— begin Selected extract —

4.1. Optimization of Working Channel Geometry

Early working gaps for bypass MR valves were annular gaps and radial gaps. Recent research has found that combined annular-radial working channels have a longer effective working length than a single annular channel, allowing bypass MRDs to have greater adjustable damping forces. A comparison of the geometric layout of the three bypass MR valves is shown in Table 2.
Ai et al. [71] designed a MR valve with both annular and radial fluid flow resistance channels, as shown in Figure 12a. The efficiency of the MR valve with disc-type fluid resistance channels was better than that with annular fluid resistance channels at the same flux density and outer radius, and the annular-disc gap could significantly improve the efficiency of the MR valve. Nguyen et al. [72] proposed an optimization procedure based on the finite element method to determine the optimal structure and geometry of MR valves of different configurations for a specific volume. It shows that the annular-radial type MR valve has better pressure drop with optimized design parameters compared to the conventional annular valve. Based on this, Wang et al. [73] experimentally proved the correctness of the mathematical model. They verified that the fluid gap pressure drop with the annular radial is more significant than that of the annular flow gap. They concluded that a MR valve with a radial flow gap could achieve higher efficiency and more excellent controllable range than an annular flow gap to a certain extent. Imaduddin et al. [74] proposed a compact MR valve, as shown in Figure 12b, consisting of multiple curved flow channels formed by annular and radial gaps to extend the flow length of the MRF, thereby increasing the effective area. They further designed a MR valve with a curved flow pat, formed by a combination of multiple annular, radial, and orifice flow paths to increase the effective area and allow for miniaturization of the valve.
Based on the winding flux path MR valve designed by Alkan et al. [75], Fatah et al. [76] led the magnetic flux into the annular gap of the valve alternately through magnetic and non-magnetic materials to increase the effective area of the valve. It helps to increase the pressure drop across the valve further. Hitchcock et al. [77] proposed a novel bypass fail-safe MRD. It achieves fail-safe characteristics by selecting an appropriate flow path geometry to obtain the minimum viscous damping force required for non-operational conditions. The damper can produce a considerable dynamic adjustment range. Hu et al. [78] developed a MR bypass valve with ferromagnetic beads. Its main feature is the spherical ferromagnetic beads randomly filled inside a hollow non-magnetic stainless steel tube. They form a narrow, randomly oriented, curved damping channel, significantly increasing the length of the flow channel. The coil is wound around the valve outside, and the heat generated by the solenoid valve resistance does not cause the MRF to heat up and fail.

4.2. Overall Layout Optimization

Based on the magnetorheological bypass valve, the bypass MRD has also designed its overall layouts such as the number of cylinders, the bypass connection method, and the installation position of the bypass valve to achieve better working performance.

— end Selected extract —

▶ _To be done_:
A. In the passage on bypass MR valves, what did Hu et al. place inside the hollow non-magnetic stainless steel tube?
B. Pick up the passage on bypass MR valves after its last sentence and keep writing it.

— begin Extracted data —

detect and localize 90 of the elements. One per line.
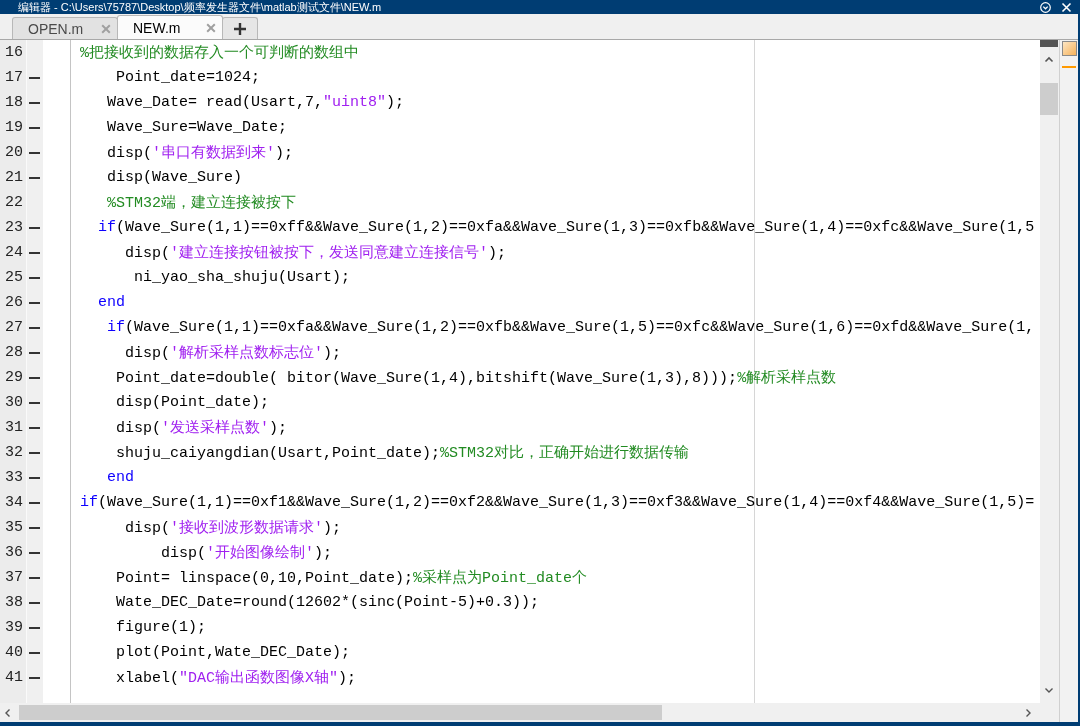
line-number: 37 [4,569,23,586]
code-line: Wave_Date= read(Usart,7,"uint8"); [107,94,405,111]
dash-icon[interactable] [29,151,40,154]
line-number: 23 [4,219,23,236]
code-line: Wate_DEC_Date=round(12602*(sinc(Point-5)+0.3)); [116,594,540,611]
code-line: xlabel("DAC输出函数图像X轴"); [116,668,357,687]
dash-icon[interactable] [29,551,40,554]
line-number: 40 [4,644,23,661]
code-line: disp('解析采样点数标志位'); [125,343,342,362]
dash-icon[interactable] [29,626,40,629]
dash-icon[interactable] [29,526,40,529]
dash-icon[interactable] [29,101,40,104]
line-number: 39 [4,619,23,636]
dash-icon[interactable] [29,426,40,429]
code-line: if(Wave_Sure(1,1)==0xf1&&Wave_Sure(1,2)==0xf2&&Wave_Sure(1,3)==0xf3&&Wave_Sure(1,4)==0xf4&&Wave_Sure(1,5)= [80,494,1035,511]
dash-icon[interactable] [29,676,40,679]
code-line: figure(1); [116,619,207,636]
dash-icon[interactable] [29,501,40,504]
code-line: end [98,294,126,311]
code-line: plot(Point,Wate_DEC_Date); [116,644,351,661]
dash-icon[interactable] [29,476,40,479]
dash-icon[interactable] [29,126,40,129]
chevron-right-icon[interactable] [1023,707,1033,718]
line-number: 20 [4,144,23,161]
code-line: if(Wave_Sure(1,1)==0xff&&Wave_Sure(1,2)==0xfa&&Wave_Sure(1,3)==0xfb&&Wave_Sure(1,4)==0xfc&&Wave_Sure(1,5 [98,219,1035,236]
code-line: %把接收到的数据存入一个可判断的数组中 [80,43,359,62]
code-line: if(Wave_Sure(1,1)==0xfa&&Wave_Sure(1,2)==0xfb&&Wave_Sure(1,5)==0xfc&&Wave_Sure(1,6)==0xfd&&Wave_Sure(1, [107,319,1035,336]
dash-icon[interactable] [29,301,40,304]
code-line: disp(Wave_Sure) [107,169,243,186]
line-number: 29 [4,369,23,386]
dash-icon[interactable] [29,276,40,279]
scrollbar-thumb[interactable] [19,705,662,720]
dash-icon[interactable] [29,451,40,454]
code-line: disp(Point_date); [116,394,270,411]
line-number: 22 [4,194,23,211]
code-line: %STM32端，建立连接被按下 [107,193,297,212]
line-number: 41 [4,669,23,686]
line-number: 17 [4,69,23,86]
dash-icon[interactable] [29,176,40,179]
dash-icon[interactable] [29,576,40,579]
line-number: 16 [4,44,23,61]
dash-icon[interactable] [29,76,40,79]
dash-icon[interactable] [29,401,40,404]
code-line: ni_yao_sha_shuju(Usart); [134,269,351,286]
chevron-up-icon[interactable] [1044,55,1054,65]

— end Extracted data —

▶ _Outputs by task_:
A. Spherical ferromagnetic beads, filled in at random.

B.
Wang [31] proposed a modular disk-based magnetorheological bypass valve for commercial seismic applications, with the disk placed between two fixed parallel plates with radial flow channels. The MR valve is compact, efficient, and can flexibly apply to different sizes of bypass MRDs. Dong et al. [79] designed a new single-end external valve mode parallel gap damper. Its main feature is a check valve. When the piston stretch, the two piston check valves close, and the bottom cavity check valve opens. Meanwhile, MRF in the right cavity flows through the annulus into the MR bypass valve and then into the left hole. It has high efficiency, high sensitivity, no sink ability, and a more significant damping force. Jiang et al. [80] designed a multi-channel bypass MRD with selectable performance parameters, as shown in Figure 13a. It connects with three sets of channels with different working lengths, and the structure can adjust the variable damping by current and the variation of MRD performance parameters by selecting other channels. The damper has good environmental adaptability but will cause high friction due to mechanical movement.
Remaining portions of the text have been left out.